--- start of Items ---

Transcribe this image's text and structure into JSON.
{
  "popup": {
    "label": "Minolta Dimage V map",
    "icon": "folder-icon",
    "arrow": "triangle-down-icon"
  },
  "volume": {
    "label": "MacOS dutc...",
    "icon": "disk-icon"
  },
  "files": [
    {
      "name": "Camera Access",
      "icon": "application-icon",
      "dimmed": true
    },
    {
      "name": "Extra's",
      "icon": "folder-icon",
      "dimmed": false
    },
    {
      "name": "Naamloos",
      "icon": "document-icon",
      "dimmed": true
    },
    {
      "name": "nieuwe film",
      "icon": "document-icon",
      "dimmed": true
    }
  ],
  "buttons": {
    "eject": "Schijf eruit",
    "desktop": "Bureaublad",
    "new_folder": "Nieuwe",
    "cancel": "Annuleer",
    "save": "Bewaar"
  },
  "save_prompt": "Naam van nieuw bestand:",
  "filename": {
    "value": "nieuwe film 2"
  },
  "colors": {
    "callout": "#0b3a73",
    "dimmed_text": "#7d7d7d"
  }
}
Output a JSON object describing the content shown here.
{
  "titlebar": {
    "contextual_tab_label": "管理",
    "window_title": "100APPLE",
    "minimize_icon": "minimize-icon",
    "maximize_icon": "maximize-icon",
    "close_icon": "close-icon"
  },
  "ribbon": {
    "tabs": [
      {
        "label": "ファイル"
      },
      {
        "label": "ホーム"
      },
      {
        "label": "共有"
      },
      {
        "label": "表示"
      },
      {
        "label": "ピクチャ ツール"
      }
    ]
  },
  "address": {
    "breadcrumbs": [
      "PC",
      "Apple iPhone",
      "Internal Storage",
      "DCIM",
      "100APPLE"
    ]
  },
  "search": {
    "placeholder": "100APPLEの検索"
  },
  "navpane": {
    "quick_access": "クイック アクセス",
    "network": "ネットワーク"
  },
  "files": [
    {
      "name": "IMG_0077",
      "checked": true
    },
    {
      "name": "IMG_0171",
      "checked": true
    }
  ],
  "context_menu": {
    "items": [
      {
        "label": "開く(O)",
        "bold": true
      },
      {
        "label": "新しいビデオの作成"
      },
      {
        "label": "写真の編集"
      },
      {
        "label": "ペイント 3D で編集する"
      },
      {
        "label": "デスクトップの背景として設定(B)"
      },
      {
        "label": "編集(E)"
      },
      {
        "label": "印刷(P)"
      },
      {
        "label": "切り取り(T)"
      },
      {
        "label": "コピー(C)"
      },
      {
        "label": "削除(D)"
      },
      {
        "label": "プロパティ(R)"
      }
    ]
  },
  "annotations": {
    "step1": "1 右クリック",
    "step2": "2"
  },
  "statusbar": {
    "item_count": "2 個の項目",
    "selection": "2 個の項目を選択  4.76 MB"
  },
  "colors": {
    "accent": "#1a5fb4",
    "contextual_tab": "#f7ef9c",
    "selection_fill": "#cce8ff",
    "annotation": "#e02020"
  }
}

--- end of Items ---

Exercise instructions » Select every line in the records above that contains the word "icon".

The output »
    "icon": "folder-icon",
    "arrow": "triangle-down-icon"
    "icon": "disk-icon"
      "icon": "application-icon",
      "icon": "folder-icon",
      "icon": "document-icon",
      "icon": "document-icon",
    "minimize_icon": "minimize-icon",
    "maximize_icon": "maximize-icon",
    "close_icon": "close-icon"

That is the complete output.